Dataset rows about figures

# # #

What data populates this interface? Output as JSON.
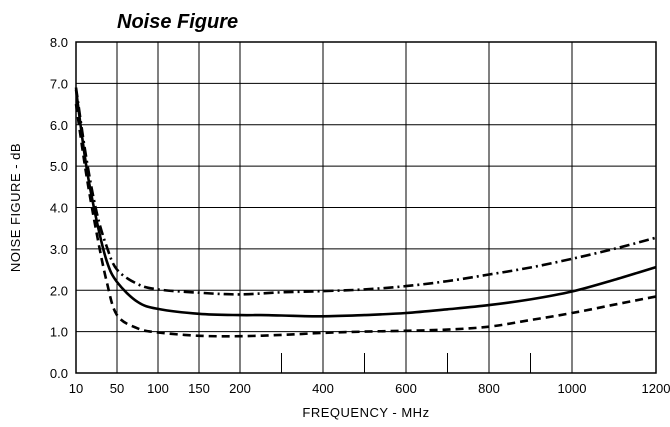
{
  "chart_data": {
    "type": "line",
    "title": "Noise Figure",
    "xlabel": "FREQUENCY - MHz",
    "ylabel": "NOISE FIGURE - dB",
    "xlim": [
      10,
      1200
    ],
    "ylim": [
      0,
      8
    ],
    "grid": true,
    "x_ticks": [
      "10",
      "50",
      "100",
      "150",
      "200",
      "400",
      "600",
      "800",
      "1000",
      "1200"
    ],
    "x_tick_values": [
      10,
      50,
      100,
      150,
      200,
      400,
      600,
      800,
      1000,
      1200
    ],
    "y_ticks": [
      "0.0",
      "1.0",
      "2.0",
      "3.0",
      "4.0",
      "5.0",
      "6.0",
      "7.0",
      "8.0"
    ],
    "y_tick_values": [
      0,
      1,
      2,
      3,
      4,
      5,
      6,
      7,
      8
    ],
    "minor_x_ticks": [
      300,
      500,
      700,
      900
    ],
    "series": [
      {
        "style": "dashdot",
        "x": [
          10,
          20,
          30,
          40,
          50,
          75,
          100,
          150,
          200,
          300,
          400,
          500,
          600,
          700,
          800,
          900,
          1000,
          1100,
          1200
        ],
        "y": [
          6.9,
          5.2,
          3.9,
          3.05,
          2.5,
          2.15,
          2.02,
          1.94,
          1.9,
          1.95,
          1.98,
          2.02,
          2.1,
          2.22,
          2.38,
          2.55,
          2.76,
          3.0,
          3.27
        ]
      },
      {
        "style": "solid",
        "x": [
          10,
          20,
          30,
          40,
          50,
          75,
          100,
          150,
          200,
          250,
          300,
          400,
          500,
          600,
          700,
          800,
          900,
          1000,
          1100,
          1200
        ],
        "y": [
          6.85,
          5.0,
          3.7,
          2.7,
          2.2,
          1.72,
          1.55,
          1.43,
          1.4,
          1.4,
          1.39,
          1.37,
          1.4,
          1.45,
          1.54,
          1.64,
          1.78,
          1.97,
          2.25,
          2.56
        ]
      },
      {
        "style": "dashed",
        "x": [
          10,
          20,
          30,
          40,
          50,
          75,
          100,
          150,
          200,
          300,
          400,
          500,
          600,
          700,
          800,
          900,
          1000,
          1100,
          1200
        ],
        "y": [
          6.5,
          4.8,
          3.4,
          2.2,
          1.4,
          1.08,
          0.98,
          0.9,
          0.89,
          0.92,
          0.97,
          1.0,
          1.02,
          1.05,
          1.12,
          1.28,
          1.45,
          1.65,
          1.85
        ]
      }
    ]
  }
}
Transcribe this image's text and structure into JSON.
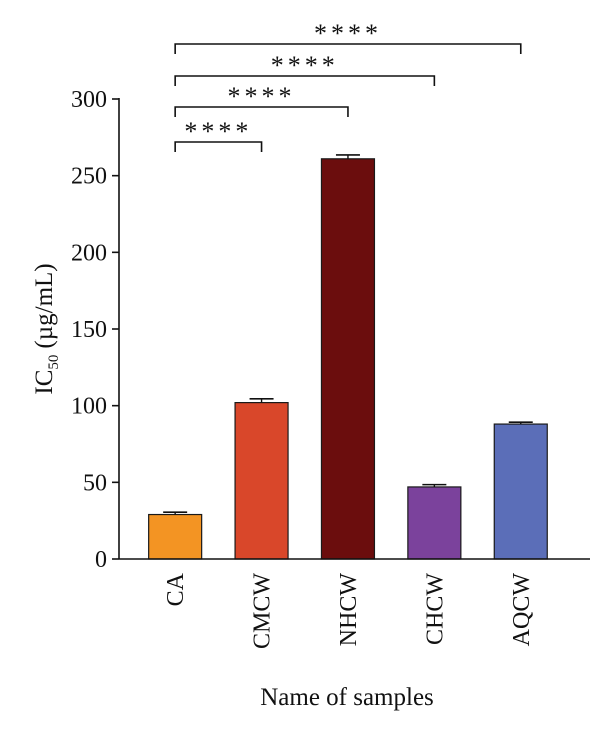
{
  "chart_data": {
    "type": "bar",
    "title": "",
    "xlabel": "Name of samples",
    "ylabel": {
      "main": "IC",
      "subscript": "50",
      "unit": "(µg/mL)"
    },
    "ylim": [
      0,
      300
    ],
    "yticks": [
      0,
      50,
      100,
      150,
      200,
      250,
      300
    ],
    "grid": false,
    "legend": "none",
    "categories": [
      "CA",
      "CMCW",
      "NHCW",
      "CHCW",
      "AQCW"
    ],
    "values": [
      29,
      102,
      261,
      47,
      88
    ],
    "errors": [
      1.5,
      2.5,
      2.5,
      1.5,
      1.2
    ],
    "colors": [
      "#F39423",
      "#D9472A",
      "#6B0D0D",
      "#7B429C",
      "#5B6EB8"
    ],
    "significance": [
      {
        "from": "CA",
        "to": "CMCW",
        "label": "****"
      },
      {
        "from": "CA",
        "to": "NHCW",
        "label": "****"
      },
      {
        "from": "CA",
        "to": "CHCW",
        "label": "****"
      },
      {
        "from": "CA",
        "to": "AQCW",
        "label": "****"
      }
    ]
  }
}
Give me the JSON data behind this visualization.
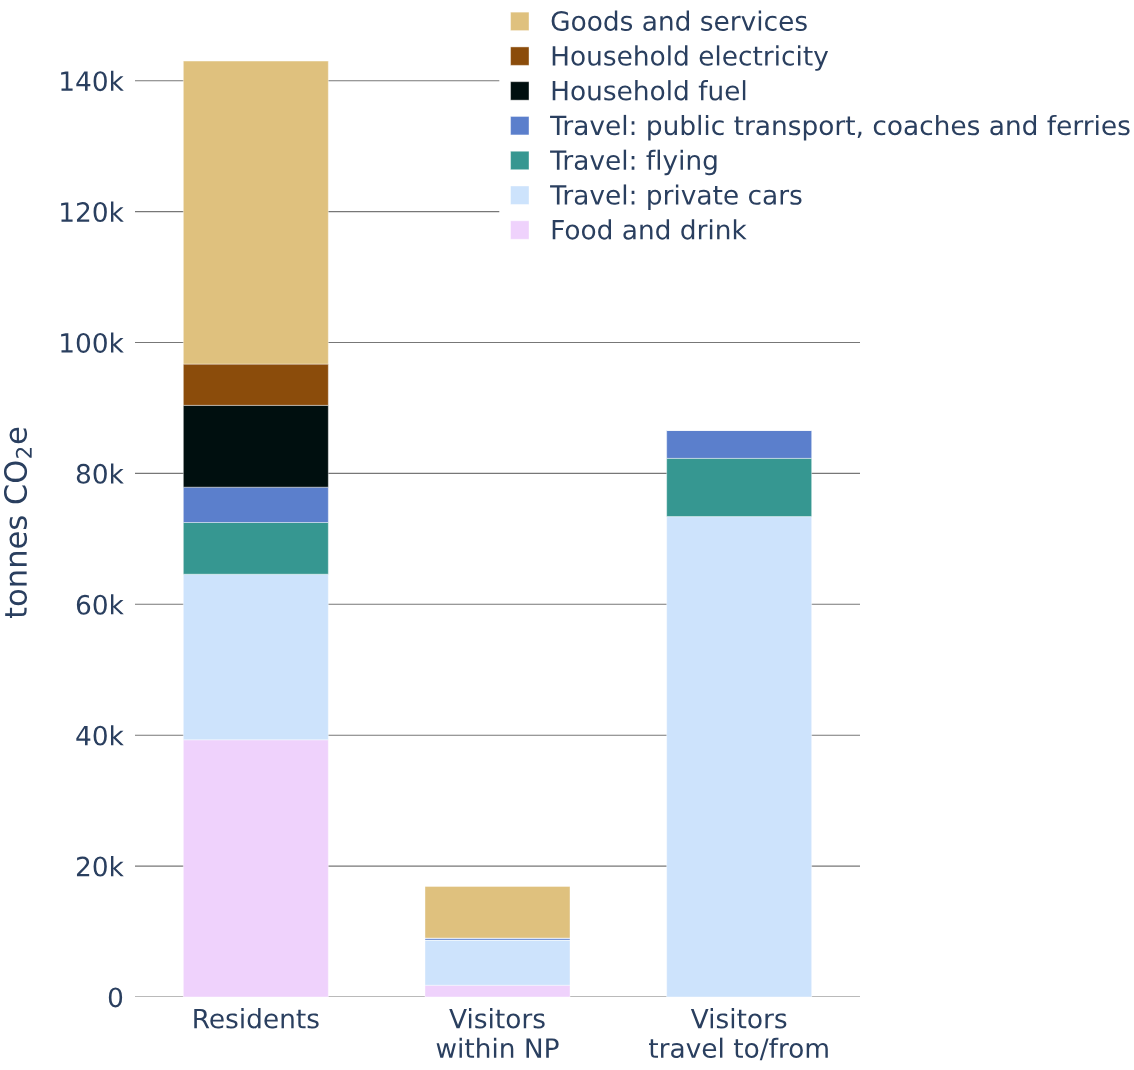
{
  "chart_data": {
    "type": "bar",
    "stacked": true,
    "ylabel": "tonnes CO$_{2}$e",
    "categories": [
      "Residents",
      "Visitors\nwithin NP",
      "Visitors\ntravel to/from"
    ],
    "series": [
      {
        "name": "Food and drink",
        "color": "#efd2fc",
        "values": [
          39300,
          1800,
          null
        ]
      },
      {
        "name": "Travel: private cars",
        "color": "#cde3fc",
        "values": [
          25300,
          6900,
          73400
        ]
      },
      {
        "name": "Travel: flying",
        "color": "#369791",
        "values": [
          7900,
          null,
          8900
        ]
      },
      {
        "name": "Travel: public transport, coaches and ferries",
        "color": "#5b7fcc",
        "values": [
          5400,
          300,
          4300
        ]
      },
      {
        "name": "Household fuel",
        "color": "#000f0f",
        "values": [
          12500,
          null,
          null
        ]
      },
      {
        "name": "Household electricity",
        "color": "#8b4c0b",
        "values": [
          6300,
          null,
          null
        ]
      },
      {
        "name": "Goods and services",
        "color": "#dfc17e",
        "values": [
          46300,
          7900,
          null
        ]
      }
    ],
    "ylim": [
      0,
      145000
    ],
    "yticks": [
      0,
      {
        "value": 20000,
        "label": "20k"
      },
      {
        "value": 40000,
        "label": "40k"
      },
      {
        "value": 60000,
        "label": "60k"
      },
      {
        "value": 80000,
        "label": "80k"
      },
      {
        "value": 100000,
        "label": "100k"
      },
      {
        "value": 120000,
        "label": "120k"
      },
      {
        "value": 140000,
        "label": "140k"
      }
    ],
    "grid": "y",
    "legend": "top right"
  }
}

# # #

• _EXERCISE BRIEF_:
Repeat the lines above exactly, and keep every picture out.

• _CORRECT RESPONSE_:
What data populates this interface? Output as JSON.
{
  "chart_data": {
    "type": "line",
    "title": "Noise Figure",
    "xlabel": "FREQUENCY - MHz",
    "ylabel": "NOISE FIGURE - dB",
    "xlim": [
      10,
      1200
    ],
    "ylim": [
      0,
      8
    ],
    "grid": true,
    "x_ticks": [
      "10",
      "50",
      "100",
      "150",
      "200",
      "400",
      "600",
      "800",
      "1000",
      "1200"
    ],
    "x_tick_values": [
      10,
      50,
      100,
      150,
      200,
      400,
      600,
      800,
      1000,
      1200
    ],
    "y_ticks": [
      "0.0",
      "1.0",
      "2.0",
      "3.0",
      "4.0",
      "5.0",
      "6.0",
      "7.0",
      "8.0"
    ],
    "y_tick_values": [
      0,
      1,
      2,
      3,
      4,
      5,
      6,
      7,
      8
    ],
    "minor_x_ticks": [
      300,
      500,
      700,
      900
    ],
    "series": [
      {
        "style": "dashdot",
        "x": [
          10,
          20,
          30,
          40,
          50,
          75,
          100,
          150,
          200,
          300,
          400,
          500,
          600,
          700,
          800,
          900,
          1000,
          1100,
          1200
        ],
        "y": [
          6.9,
          5.2,
          3.9,
          3.05,
          2.5,
          2.15,
          2.02,
          1.94,
          1.9,
          1.95,
          1.98,
          2.02,
          2.1,
          2.22,
          2.38,
          2.55,
          2.76,
          3.0,
          3.27
        ]
      },
      {
        "style": "solid",
        "x": [
          10,
          20,
          30,
          40,
          50,
          75,
          100,
          150,
          200,
          250,
          300,
          400,
          500,
          600,
          700,
          800,
          900,
          1000,
          1100,
          1200
        ],
        "y": [
          6.85,
          5.0,
          3.7,
          2.7,
          2.2,
          1.72,
          1.55,
          1.43,
          1.4,
          1.4,
          1.39,
          1.37,
          1.4,
          1.45,
          1.54,
          1.64,
          1.78,
          1.97,
          2.25,
          2.56
        ]
      },
      {
        "style": "dashed",
        "x": [
          10,
          20,
          30,
          40,
          50,
          75,
          100,
          150,
          200,
          300,
          400,
          500,
          600,
          700,
          800,
          900,
          1000,
          1100,
          1200
        ],
        "y": [
          6.5,
          4.8,
          3.4,
          2.2,
          1.4,
          1.08,
          0.98,
          0.9,
          0.89,
          0.92,
          0.97,
          1.0,
          1.02,
          1.05,
          1.12,
          1.28,
          1.45,
          1.65,
          1.85
        ]
      }
    ]
  }
}
Transcribe this image's text and structure into JSON.
{
  "chart_data": {
    "type": "bar",
    "title": "",
    "xlabel": "Name of samples",
    "ylabel": {
      "main": "IC",
      "subscript": "50",
      "unit": "(µg/mL)"
    },
    "ylim": [
      0,
      300
    ],
    "yticks": [
      0,
      50,
      100,
      150,
      200,
      250,
      300
    ],
    "grid": false,
    "legend": "none",
    "categories": [
      "CA",
      "CMCW",
      "NHCW",
      "CHCW",
      "AQCW"
    ],
    "values": [
      29,
      102,
      261,
      47,
      88
    ],
    "errors": [
      1.5,
      2.5,
      2.5,
      1.5,
      1.2
    ],
    "colors": [
      "#F39423",
      "#D9472A",
      "#6B0D0D",
      "#7B429C",
      "#5B6EB8"
    ],
    "significance": [
      {
        "from": "CA",
        "to": "CMCW",
        "label": "****"
      },
      {
        "from": "CA",
        "to": "NHCW",
        "label": "****"
      },
      {
        "from": "CA",
        "to": "CHCW",
        "label": "****"
      },
      {
        "from": "CA",
        "to": "AQCW",
        "label": "****"
      }
    ]
  }
}
Give me the JSON data behind this visualization.
{
  "chart_data": {
    "type": "bar",
    "stacked": true,
    "ylabel": "tonnes CO$_{2}$e",
    "categories": [
      "Residents",
      "Visitors\nwithin NP",
      "Visitors\ntravel to/from"
    ],
    "series": [
      {
        "name": "Food and drink",
        "color": "#efd2fc",
        "values": [
          39300,
          1800,
          null
        ]
      },
      {
        "name": "Travel: private cars",
        "color": "#cde3fc",
        "values": [
          25300,
          6900,
          73400
        ]
      },
      {
        "name": "Travel: flying",
        "color": "#369791",
        "values": [
          7900,
          null,
          8900
        ]
      },
      {
        "name": "Travel: public transport, coaches and ferries",
        "color": "#5b7fcc",
        "values": [
          5400,
          300,
          4300
        ]
      },
      {
        "name": "Household fuel",
        "color": "#000f0f",
        "values": [
          12500,
          null,
          null
        ]
      },
      {
        "name": "Household electricity",
        "color": "#8b4c0b",
        "values": [
          6300,
          null,
          null
        ]
      },
      {
        "name": "Goods and services",
        "color": "#dfc17e",
        "values": [
          46300,
          7900,
          null
        ]
      }
    ],
    "ylim": [
      0,
      145000
    ],
    "yticks": [
      0,
      {
        "value": 20000,
        "label": "20k"
      },
      {
        "value": 40000,
        "label": "40k"
      },
      {
        "value": 60000,
        "label": "60k"
      },
      {
        "value": 80000,
        "label": "80k"
      },
      {
        "value": 100000,
        "label": "100k"
      },
      {
        "value": 120000,
        "label": "120k"
      },
      {
        "value": 140000,
        "label": "140k"
      }
    ],
    "grid": "y",
    "legend": "top right"
  }
}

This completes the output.